SUPPLIED INFORMATION:
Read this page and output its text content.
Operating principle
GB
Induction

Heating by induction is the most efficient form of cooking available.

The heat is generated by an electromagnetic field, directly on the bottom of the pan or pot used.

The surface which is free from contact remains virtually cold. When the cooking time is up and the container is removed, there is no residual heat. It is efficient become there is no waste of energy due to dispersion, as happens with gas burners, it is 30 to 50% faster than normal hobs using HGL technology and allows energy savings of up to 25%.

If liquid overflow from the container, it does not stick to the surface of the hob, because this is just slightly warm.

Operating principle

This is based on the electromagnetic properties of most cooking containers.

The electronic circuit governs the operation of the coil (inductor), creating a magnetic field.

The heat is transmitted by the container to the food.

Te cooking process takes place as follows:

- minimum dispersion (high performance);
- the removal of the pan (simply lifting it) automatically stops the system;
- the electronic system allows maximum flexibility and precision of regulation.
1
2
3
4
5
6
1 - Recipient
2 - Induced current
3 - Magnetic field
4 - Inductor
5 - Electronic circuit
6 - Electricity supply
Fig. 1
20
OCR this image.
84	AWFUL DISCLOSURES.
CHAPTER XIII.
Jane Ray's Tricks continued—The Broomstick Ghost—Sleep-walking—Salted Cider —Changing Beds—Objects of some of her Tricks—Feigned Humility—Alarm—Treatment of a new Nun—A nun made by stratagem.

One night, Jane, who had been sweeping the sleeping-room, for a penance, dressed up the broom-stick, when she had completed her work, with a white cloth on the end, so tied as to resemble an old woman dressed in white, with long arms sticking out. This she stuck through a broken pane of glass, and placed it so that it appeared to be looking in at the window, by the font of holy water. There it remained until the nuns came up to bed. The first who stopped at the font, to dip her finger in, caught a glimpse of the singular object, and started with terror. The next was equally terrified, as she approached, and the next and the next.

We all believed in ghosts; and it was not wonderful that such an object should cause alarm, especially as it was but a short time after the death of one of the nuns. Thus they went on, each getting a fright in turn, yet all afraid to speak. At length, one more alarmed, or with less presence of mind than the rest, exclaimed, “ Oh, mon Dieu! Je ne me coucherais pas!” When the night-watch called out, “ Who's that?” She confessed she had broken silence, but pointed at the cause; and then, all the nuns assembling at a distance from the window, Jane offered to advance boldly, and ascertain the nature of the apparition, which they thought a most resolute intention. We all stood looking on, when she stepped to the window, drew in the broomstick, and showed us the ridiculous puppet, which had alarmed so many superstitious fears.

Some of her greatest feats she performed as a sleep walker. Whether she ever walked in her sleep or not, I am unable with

WRITTEN PROBLEM: Write out every entry again exactly, please, with nothing missing.

EXPECTED OUTPUT:
Read this page and output its text content.
Operating principle
GB
Induction

Heating by induction is the most efficient form of cooking available.

The heat is generated by an electromagnetic field, directly on the bottom of the pan or pot used.

The surface which is free from contact remains virtually cold. When the cooking time is up and the container is removed, there is no residual heat. It is efficient become there is no waste of energy due to dispersion, as happens with gas burners, it is 30 to 50% faster than normal hobs using HGL technology and allows energy savings of up to 25%.

If liquid overflow from the container, it does not stick to the surface of the hob, because this is just slightly warm.

Operating principle

This is based on the electromagnetic properties of most cooking containers.

The electronic circuit governs the operation of the coil (inductor), creating a magnetic field.

The heat is transmitted by the container to the food.

Te cooking process takes place as follows:

- minimum dispersion (high performance);
- the removal of the pan (simply lifting it) automatically stops the system;
- the electronic system allows maximum flexibility and precision of regulation.
1
2
3
4
5
6
1 - Recipient
2 - Induced current
3 - Magnetic field
4 - Inductor
5 - Electronic circuit
6 - Electricity supply
Fig. 1
20
OCR this image.
84	AWFUL DISCLOSURES.
CHAPTER XIII.
Jane Ray's Tricks continued—The Broomstick Ghost—Sleep-walking—Salted Cider —Changing Beds—Objects of some of her Tricks—Feigned Humility—Alarm—Treatment of a new Nun—A nun made by stratagem.

One night, Jane, who had been sweeping the sleeping-room, for a penance, dressed up the broom-stick, when she had completed her work, with a white cloth on the end, so tied as to resemble an old woman dressed in white, with long arms sticking out. This she stuck through a broken pane of glass, and placed it so that it appeared to be looking in at the window, by the font of holy water. There it remained until the nuns came up to bed. The first who stopped at the font, to dip her finger in, caught a glimpse of the singular object, and started with terror. The next was equally terrified, as she approached, and the next and the next.

We all believed in ghosts; and it was not wonderful that such an object should cause alarm, especially as it was but a short time after the death of one of the nuns. Thus they went on, each getting a fright in turn, yet all afraid to speak. At length, one more alarmed, or with less presence of mind than the rest, exclaimed, “ Oh, mon Dieu! Je ne me coucherais pas!” When the night-watch called out, “ Who's that?” She confessed she had broken silence, but pointed at the cause; and then, all the nuns assembling at a distance from the window, Jane offered to advance boldly, and ascertain the nature of the apparition, which they thought a most resolute intention. We all stood looking on, when she stepped to the window, drew in the broomstick, and showed us the ridiculous puppet, which had alarmed so many superstitious fears.

Some of her greatest feats she performed as a sleep walker. Whether she ever walked in her sleep or not, I am unable with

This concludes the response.